Given instruction –
The records below need retyping in full; give them again exactly.

Material to process –

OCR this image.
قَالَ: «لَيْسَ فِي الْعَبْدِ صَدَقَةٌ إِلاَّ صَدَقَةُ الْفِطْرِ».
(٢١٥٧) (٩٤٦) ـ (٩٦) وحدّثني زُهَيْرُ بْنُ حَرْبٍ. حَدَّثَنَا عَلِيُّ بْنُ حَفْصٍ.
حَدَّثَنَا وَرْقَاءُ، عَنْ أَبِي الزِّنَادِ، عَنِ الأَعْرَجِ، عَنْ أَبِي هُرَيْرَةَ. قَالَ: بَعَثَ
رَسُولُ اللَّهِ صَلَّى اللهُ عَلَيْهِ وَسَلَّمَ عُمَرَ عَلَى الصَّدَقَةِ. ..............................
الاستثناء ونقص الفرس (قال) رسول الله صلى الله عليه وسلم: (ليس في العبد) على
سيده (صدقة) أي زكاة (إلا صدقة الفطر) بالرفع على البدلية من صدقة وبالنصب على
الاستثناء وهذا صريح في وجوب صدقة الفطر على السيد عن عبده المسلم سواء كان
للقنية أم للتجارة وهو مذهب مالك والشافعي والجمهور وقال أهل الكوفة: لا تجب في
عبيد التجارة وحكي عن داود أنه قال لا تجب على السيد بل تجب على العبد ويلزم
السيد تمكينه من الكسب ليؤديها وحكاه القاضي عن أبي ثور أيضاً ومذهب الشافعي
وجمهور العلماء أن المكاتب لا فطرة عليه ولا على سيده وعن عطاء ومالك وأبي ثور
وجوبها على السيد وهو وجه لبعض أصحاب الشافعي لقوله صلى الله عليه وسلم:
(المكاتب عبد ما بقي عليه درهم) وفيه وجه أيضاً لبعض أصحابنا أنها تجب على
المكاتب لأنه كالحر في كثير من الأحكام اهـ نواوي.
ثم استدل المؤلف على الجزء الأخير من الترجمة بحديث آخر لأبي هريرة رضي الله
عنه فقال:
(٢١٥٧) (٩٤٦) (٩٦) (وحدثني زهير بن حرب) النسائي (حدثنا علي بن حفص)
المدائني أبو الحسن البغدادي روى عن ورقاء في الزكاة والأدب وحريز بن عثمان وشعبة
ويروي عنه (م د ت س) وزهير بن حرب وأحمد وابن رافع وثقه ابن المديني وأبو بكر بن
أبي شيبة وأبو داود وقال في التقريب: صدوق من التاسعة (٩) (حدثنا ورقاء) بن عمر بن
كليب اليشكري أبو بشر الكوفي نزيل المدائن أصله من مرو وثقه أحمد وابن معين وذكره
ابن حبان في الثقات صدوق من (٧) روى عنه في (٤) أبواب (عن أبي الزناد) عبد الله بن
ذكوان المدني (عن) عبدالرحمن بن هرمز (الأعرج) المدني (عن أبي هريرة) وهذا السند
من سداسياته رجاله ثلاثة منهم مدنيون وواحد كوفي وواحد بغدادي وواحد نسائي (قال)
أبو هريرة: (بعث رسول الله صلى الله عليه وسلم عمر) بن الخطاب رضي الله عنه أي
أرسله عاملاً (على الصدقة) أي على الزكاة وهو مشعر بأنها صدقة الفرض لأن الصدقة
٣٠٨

Worked answer –
OCR this image.
قَالَ: «لَيْسَ فِي الْعَبْدِ صَدَقَةٌ إِلاَّ صَدَقَةُ الْفِطْرِ».
(٢١٥٧) (٩٤٦) ـ (٩٦) وحدّثني زُهَيْرُ بْنُ حَرْبٍ. حَدَّثَنَا عَلِيُّ بْنُ حَفْصٍ.
حَدَّثَنَا وَرْقَاءُ، عَنْ أَبِي الزِّنَادِ، عَنِ الأَعْرَجِ، عَنْ أَبِي هُرَيْرَةَ. قَالَ: بَعَثَ
رَسُولُ اللَّهِ صَلَّى اللهُ عَلَيْهِ وَسَلَّمَ عُمَرَ عَلَى الصَّدَقَةِ. ..............................
الاستثناء ونقص الفرس (قال) رسول الله صلى الله عليه وسلم: (ليس في العبد) على
سيده (صدقة) أي زكاة (إلا صدقة الفطر) بالرفع على البدلية من صدقة وبالنصب على
الاستثناء وهذا صريح في وجوب صدقة الفطر على السيد عن عبده المسلم سواء كان
للقنية أم للتجارة وهو مذهب مالك والشافعي والجمهور وقال أهل الكوفة: لا تجب في
عبيد التجارة وحكي عن داود أنه قال لا تجب على السيد بل تجب على العبد ويلزم
السيد تمكينه من الكسب ليؤديها وحكاه القاضي عن أبي ثور أيضاً ومذهب الشافعي
وجمهور العلماء أن المكاتب لا فطرة عليه ولا على سيده وعن عطاء ومالك وأبي ثور
وجوبها على السيد وهو وجه لبعض أصحاب الشافعي لقوله صلى الله عليه وسلم:
(المكاتب عبد ما بقي عليه درهم) وفيه وجه أيضاً لبعض أصحابنا أنها تجب على
المكاتب لأنه كالحر في كثير من الأحكام اهـ نواوي.
ثم استدل المؤلف على الجزء الأخير من الترجمة بحديث آخر لأبي هريرة رضي الله
عنه فقال:
(٢١٥٧) (٩٤٦) (٩٦) (وحدثني زهير بن حرب) النسائي (حدثنا علي بن حفص)
المدائني أبو الحسن البغدادي روى عن ورقاء في الزكاة والأدب وحريز بن عثمان وشعبة
ويروي عنه (م د ت س) وزهير بن حرب وأحمد وابن رافع وثقه ابن المديني وأبو بكر بن
أبي شيبة وأبو داود وقال في التقريب: صدوق من التاسعة (٩) (حدثنا ورقاء) بن عمر بن
كليب اليشكري أبو بشر الكوفي نزيل المدائن أصله من مرو وثقه أحمد وابن معين وذكره
ابن حبان في الثقات صدوق من (٧) روى عنه في (٤) أبواب (عن أبي الزناد) عبد الله بن
ذكوان المدني (عن) عبدالرحمن بن هرمز (الأعرج) المدني (عن أبي هريرة) وهذا السند
من سداسياته رجاله ثلاثة منهم مدنيون وواحد كوفي وواحد بغدادي وواحد نسائي (قال)
أبو هريرة: (بعث رسول الله صلى الله عليه وسلم عمر) بن الخطاب رضي الله عنه أي
أرسله عاملاً (على الصدقة) أي على الزكاة وهو مشعر بأنها صدقة الفرض لأن الصدقة
٣٠٨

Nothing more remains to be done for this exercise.